- Origin: Munich, Germany
- Genres: Gothic metal, heavy metal, death/doom (early)
- Years active: 1992–2006, 2008–2015
- Labels: Nuclear Blast, Massacre, Serenades
- Past members: Stefan Hertrich Harald Winkler Mike Schmutzer Andi Wecker Jadek Dworok Thomas Herrmann Tom Gilcher Rico Galvagno Martin Motnik Michael Behnke Maurizio Guolo Armin Dörfler
- Website: darkseed.com

= Darkseed (band) =

German gothic metal band

Darkseed was a German gothic metal band formed in 1992. Darkseed, beginning as a death metal band, took a more unconventional song writing method that aimed more towards the gothic experimental route. They changed their music to gothic metal on their first studio album Midnight Solemnly Dance.

==History==
===Early years, death metal era (1992–1994)===
Beginning as a death metal band, Darkseed released two demo albums in 1992 and 1993, playing more gothic experimental routes, not wanting to take the traditional methods of generic death metal, followed by their EP, Romantic Tales, in 1994 which was re-issued in 1998.

## EXERCISE
Continue the article on the German gothic metal band Darkseed from the point where it stops. The rows that come next play no part in this work.

## SUPPLIED MATERIAL

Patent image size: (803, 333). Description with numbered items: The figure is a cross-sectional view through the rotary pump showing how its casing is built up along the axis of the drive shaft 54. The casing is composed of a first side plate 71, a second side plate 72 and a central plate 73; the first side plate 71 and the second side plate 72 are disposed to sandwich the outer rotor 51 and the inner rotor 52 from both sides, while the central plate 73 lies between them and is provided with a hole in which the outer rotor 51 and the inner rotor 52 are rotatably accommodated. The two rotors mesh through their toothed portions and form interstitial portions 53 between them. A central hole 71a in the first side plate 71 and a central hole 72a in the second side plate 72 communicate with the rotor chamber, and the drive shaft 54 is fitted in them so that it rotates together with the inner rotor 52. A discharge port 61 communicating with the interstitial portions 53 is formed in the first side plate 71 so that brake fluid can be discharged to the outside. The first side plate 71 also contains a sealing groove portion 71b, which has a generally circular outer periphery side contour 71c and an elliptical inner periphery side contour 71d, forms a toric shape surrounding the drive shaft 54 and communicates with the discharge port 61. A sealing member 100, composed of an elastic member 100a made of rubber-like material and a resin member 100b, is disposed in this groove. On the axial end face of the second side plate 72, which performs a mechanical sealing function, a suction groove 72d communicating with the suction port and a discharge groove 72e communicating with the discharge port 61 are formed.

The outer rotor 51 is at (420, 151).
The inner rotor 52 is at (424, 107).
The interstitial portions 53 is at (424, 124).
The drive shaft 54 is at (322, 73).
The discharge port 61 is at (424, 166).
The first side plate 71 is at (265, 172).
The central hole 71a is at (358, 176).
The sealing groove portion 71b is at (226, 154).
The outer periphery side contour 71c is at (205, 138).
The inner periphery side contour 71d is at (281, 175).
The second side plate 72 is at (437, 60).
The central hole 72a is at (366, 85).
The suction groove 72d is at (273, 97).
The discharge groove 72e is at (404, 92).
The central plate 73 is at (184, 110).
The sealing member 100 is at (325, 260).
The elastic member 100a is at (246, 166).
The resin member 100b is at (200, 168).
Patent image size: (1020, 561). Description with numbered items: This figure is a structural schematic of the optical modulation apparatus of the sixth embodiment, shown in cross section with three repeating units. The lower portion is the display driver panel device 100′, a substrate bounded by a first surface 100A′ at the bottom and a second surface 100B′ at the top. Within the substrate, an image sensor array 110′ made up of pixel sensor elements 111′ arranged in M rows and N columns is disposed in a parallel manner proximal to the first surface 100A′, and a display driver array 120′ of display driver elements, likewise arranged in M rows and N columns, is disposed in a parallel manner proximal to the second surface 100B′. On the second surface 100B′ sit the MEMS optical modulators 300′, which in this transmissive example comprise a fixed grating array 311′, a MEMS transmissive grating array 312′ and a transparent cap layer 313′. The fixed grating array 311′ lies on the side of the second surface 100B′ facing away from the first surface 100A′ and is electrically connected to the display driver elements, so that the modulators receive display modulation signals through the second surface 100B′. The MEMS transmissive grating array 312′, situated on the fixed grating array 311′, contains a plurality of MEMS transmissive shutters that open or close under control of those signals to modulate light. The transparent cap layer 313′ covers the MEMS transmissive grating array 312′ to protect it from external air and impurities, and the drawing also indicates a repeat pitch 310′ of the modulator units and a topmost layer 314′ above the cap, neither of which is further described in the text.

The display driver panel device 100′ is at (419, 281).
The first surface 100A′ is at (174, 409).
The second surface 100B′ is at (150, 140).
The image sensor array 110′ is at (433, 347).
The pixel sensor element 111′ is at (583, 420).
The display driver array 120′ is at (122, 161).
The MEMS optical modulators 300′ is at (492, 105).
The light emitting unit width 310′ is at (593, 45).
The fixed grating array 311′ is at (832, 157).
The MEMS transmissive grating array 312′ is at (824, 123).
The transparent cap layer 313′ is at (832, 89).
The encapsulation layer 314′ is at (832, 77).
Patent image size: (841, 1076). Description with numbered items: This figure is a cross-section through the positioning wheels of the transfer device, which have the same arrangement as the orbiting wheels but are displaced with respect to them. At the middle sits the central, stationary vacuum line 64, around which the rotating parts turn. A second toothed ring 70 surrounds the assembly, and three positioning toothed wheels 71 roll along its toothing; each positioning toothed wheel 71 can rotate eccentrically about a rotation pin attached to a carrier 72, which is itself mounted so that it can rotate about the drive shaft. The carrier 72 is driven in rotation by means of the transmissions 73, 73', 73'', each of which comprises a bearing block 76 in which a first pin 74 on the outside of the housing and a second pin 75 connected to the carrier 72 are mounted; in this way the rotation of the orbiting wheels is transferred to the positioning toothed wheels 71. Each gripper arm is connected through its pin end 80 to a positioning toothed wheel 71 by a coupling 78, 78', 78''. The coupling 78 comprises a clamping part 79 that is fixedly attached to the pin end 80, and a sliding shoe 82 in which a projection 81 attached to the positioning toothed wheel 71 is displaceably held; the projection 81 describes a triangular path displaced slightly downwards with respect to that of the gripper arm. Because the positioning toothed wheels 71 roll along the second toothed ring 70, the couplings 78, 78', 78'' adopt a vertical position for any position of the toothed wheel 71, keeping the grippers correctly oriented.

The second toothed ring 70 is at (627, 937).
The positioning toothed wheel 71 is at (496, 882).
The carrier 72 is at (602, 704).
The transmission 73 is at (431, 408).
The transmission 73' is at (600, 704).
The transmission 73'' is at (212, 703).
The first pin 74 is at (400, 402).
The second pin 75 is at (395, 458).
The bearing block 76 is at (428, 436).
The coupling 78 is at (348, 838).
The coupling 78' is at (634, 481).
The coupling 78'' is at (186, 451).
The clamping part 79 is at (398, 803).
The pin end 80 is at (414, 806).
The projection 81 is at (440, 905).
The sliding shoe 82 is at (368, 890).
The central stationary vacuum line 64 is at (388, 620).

## RESPONSE TO THIS TASK
===Stylistic change, mainstream success, break-up (1994–2006)===
Serenades Records release Darkseed's first studio album, Midnight Solemnly Dance in 1996, in which they changed into a gothic metal act. Nuclear Blast caught up with the band in their second release Spellcraft a year later, in which they continued playing gothic metal having influence from heavy metal music. The album was well received and a critical success. They had several line-up changes after their underground success, which resulted in Darkseed's year-long hiatus. During this period, a re-issued version Romantic Tales was released. Finally, after several line-up changes, the band released their third album Give me Light in 1999, followed by their next album Diving into Darkness in 2000 which was well received by the critics. Lead vocalist Stefan Hertrich left the band in 2003, only to return in 2004 to make "Ultimate Darkness", which was released in 2005. In 2006, he and Martin Motnik left the band again, thus effectively forcing the band to disband.

===Reunion===
On 24 June 2008, on their official website, Darkseed announced that they would reunite to appear live at the Helion Festival on October 4, 2008. On 3 September 2008, the band announced that their old back vocalist and drummer, Harald Winkler, will rejoin the band as lead vocalist and so Darkseed will be reformed and reborn, with a new album, Poison Awaits, scheduled to be released on 23 July 2010.

=== Second break-up (2014) ===
In December 2014, the band has announced on their official website that they decided to put the band "on hold" due to certain circumstances, and that one day they might come back again.

==Musical style==
Darkseed started as a death metal band. AllMusic defines them as "not wanting to take the traditional methods of generic death metal that everyone's heard a million times since Napalm Death's "Scum", Germany's Darkseed take a more unconventional song writing method that aims more towards the gothic experimental route". In their first studio album, they changed their music to gothic metal and became a part of German gothic metal movement. Later they changed their style into a more traditional heavy metal sound. They also have an influence from industrial metal music, as two of the members stated to be fans of Neue Deutsche Härte band Rammstein.

==Members==

===Former members===
- Stefan Hertrich - vocals, programming (1992-2003, 2004-2006)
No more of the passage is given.